+++ Records to process +++

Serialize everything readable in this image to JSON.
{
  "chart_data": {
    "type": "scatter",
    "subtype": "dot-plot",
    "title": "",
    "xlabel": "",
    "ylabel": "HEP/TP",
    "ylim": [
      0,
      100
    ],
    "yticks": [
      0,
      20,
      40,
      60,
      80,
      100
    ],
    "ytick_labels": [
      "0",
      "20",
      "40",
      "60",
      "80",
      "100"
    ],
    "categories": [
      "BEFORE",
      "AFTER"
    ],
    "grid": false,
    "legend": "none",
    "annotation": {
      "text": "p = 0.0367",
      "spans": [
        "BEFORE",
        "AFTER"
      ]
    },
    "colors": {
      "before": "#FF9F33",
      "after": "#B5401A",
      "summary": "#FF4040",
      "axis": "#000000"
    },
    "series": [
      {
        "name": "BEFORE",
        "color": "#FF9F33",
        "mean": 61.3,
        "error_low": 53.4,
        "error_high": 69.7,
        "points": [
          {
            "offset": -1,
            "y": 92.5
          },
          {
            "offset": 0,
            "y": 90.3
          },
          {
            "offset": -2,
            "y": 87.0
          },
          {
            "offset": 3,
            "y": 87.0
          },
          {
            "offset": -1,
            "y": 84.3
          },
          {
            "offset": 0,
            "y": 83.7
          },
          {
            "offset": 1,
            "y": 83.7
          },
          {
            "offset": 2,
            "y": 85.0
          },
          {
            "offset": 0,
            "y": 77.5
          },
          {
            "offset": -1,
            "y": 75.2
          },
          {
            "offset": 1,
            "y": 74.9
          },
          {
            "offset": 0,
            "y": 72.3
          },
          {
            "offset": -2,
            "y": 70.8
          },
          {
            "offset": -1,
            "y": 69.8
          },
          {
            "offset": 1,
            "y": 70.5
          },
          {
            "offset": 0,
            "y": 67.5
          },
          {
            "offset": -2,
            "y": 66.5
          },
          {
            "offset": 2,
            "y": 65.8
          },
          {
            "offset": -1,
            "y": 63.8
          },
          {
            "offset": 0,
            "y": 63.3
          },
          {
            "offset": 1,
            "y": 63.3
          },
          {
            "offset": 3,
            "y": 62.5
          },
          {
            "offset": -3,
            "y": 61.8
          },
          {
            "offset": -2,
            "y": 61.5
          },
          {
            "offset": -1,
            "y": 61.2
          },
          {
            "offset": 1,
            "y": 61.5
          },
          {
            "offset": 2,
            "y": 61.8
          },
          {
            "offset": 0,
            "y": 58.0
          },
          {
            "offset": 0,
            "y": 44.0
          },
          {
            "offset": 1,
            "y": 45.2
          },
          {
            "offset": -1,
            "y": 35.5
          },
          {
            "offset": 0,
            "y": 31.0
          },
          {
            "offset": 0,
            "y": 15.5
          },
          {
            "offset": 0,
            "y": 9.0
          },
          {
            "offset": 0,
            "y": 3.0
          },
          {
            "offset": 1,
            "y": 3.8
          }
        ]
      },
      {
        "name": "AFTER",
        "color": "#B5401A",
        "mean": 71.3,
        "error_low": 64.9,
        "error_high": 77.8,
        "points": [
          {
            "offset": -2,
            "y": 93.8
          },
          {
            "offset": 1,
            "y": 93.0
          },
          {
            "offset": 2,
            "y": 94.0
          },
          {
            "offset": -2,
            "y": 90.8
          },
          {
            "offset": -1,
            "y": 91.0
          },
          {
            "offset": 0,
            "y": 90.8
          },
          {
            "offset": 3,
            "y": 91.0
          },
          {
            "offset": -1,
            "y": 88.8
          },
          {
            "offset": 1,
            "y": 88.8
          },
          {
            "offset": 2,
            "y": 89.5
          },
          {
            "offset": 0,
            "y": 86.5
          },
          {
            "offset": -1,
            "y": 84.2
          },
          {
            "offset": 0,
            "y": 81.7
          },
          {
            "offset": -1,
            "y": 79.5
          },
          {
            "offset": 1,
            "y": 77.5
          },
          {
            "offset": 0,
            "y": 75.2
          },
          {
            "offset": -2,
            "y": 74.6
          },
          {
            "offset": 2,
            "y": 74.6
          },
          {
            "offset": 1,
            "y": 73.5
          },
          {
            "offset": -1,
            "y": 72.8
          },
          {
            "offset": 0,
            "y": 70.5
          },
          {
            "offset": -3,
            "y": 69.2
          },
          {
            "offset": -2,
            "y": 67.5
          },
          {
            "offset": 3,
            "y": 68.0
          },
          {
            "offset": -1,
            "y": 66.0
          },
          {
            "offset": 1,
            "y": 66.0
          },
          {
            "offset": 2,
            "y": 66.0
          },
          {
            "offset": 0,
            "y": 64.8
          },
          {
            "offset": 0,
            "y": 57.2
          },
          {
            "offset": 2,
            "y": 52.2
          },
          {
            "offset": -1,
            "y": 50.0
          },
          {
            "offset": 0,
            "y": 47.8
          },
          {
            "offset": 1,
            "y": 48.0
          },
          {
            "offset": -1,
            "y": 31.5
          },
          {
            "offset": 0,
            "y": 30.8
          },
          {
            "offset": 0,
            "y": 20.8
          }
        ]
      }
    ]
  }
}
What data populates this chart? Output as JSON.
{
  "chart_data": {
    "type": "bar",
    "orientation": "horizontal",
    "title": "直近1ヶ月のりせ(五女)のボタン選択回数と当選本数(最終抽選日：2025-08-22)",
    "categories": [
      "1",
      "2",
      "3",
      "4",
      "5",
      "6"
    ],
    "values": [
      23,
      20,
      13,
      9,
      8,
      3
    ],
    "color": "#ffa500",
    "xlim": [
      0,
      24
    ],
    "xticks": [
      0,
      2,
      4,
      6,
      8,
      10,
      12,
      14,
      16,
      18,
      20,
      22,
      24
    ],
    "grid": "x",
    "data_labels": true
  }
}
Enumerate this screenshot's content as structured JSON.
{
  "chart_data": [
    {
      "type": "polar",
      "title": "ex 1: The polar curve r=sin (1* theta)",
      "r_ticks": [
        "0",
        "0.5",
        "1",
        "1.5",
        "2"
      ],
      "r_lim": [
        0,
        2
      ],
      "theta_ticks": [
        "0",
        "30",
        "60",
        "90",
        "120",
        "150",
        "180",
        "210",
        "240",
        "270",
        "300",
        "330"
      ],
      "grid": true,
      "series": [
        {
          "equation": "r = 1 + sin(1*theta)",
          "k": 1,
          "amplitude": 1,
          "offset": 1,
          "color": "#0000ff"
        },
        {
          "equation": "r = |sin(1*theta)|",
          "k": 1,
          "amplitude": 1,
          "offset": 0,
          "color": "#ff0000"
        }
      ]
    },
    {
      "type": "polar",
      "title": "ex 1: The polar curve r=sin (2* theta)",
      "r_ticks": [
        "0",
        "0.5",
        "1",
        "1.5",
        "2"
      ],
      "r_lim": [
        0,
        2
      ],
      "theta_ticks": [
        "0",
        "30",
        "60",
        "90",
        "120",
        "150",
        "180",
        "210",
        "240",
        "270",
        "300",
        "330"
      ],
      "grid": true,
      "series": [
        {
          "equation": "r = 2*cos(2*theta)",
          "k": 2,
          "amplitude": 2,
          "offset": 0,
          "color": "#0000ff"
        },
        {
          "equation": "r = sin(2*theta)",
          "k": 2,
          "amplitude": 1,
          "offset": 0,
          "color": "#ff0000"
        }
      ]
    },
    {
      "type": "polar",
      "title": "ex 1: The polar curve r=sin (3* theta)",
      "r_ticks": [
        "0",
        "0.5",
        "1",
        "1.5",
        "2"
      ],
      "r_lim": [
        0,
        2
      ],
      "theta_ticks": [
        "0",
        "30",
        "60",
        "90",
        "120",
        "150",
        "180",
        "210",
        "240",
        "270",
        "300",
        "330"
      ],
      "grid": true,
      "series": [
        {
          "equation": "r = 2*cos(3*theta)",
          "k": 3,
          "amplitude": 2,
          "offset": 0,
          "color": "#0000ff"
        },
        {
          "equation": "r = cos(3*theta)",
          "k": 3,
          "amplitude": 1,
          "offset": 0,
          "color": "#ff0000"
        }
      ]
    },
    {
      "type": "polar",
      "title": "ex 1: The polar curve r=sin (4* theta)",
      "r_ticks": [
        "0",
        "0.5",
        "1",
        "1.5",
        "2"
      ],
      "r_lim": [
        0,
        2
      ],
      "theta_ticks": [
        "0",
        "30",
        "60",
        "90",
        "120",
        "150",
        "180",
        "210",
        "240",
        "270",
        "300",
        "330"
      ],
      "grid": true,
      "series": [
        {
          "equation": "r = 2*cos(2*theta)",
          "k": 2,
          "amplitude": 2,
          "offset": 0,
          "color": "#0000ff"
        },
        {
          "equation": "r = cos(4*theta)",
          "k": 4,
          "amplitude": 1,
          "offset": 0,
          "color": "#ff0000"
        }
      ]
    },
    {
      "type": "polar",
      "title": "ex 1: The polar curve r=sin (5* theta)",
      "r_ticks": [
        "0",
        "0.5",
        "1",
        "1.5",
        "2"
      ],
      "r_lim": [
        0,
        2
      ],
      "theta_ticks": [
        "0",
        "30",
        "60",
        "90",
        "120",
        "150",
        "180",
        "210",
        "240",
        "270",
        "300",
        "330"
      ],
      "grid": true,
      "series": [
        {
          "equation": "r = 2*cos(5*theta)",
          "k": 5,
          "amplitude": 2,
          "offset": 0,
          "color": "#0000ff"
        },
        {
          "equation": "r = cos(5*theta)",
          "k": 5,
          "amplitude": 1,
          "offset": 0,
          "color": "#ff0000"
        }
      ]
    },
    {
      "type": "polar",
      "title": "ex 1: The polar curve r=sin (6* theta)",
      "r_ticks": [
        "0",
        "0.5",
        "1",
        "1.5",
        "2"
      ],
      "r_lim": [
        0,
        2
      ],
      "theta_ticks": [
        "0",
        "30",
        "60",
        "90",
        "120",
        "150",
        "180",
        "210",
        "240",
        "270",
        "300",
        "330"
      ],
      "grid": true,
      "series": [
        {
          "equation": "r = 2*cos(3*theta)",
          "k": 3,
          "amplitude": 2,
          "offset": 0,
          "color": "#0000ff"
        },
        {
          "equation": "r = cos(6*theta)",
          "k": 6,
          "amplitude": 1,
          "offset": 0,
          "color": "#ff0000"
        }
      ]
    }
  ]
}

+++

**Required task:** Select every line of the records holding the string "equation".

**Expected answer:**
          "equation": "r = 1 + sin(1*theta)",
          "equation": "r = |sin(1*theta)|",
          "equation": "r = 2*cos(2*theta)",
          "equation": "r = sin(2*theta)",
          "equation": "r = 2*cos(3*theta)",
          "equation": "r = cos(3*theta)",
          "equation": "r = 2*cos(2*theta)",
          "equation": "r = cos(4*theta)",
          "equation": "r = 2*cos(5*theta)",
          "equation": "r = cos(5*theta)",
          "equation": "r = 2*cos(3*theta)",
          "equation": "r = cos(6*theta)",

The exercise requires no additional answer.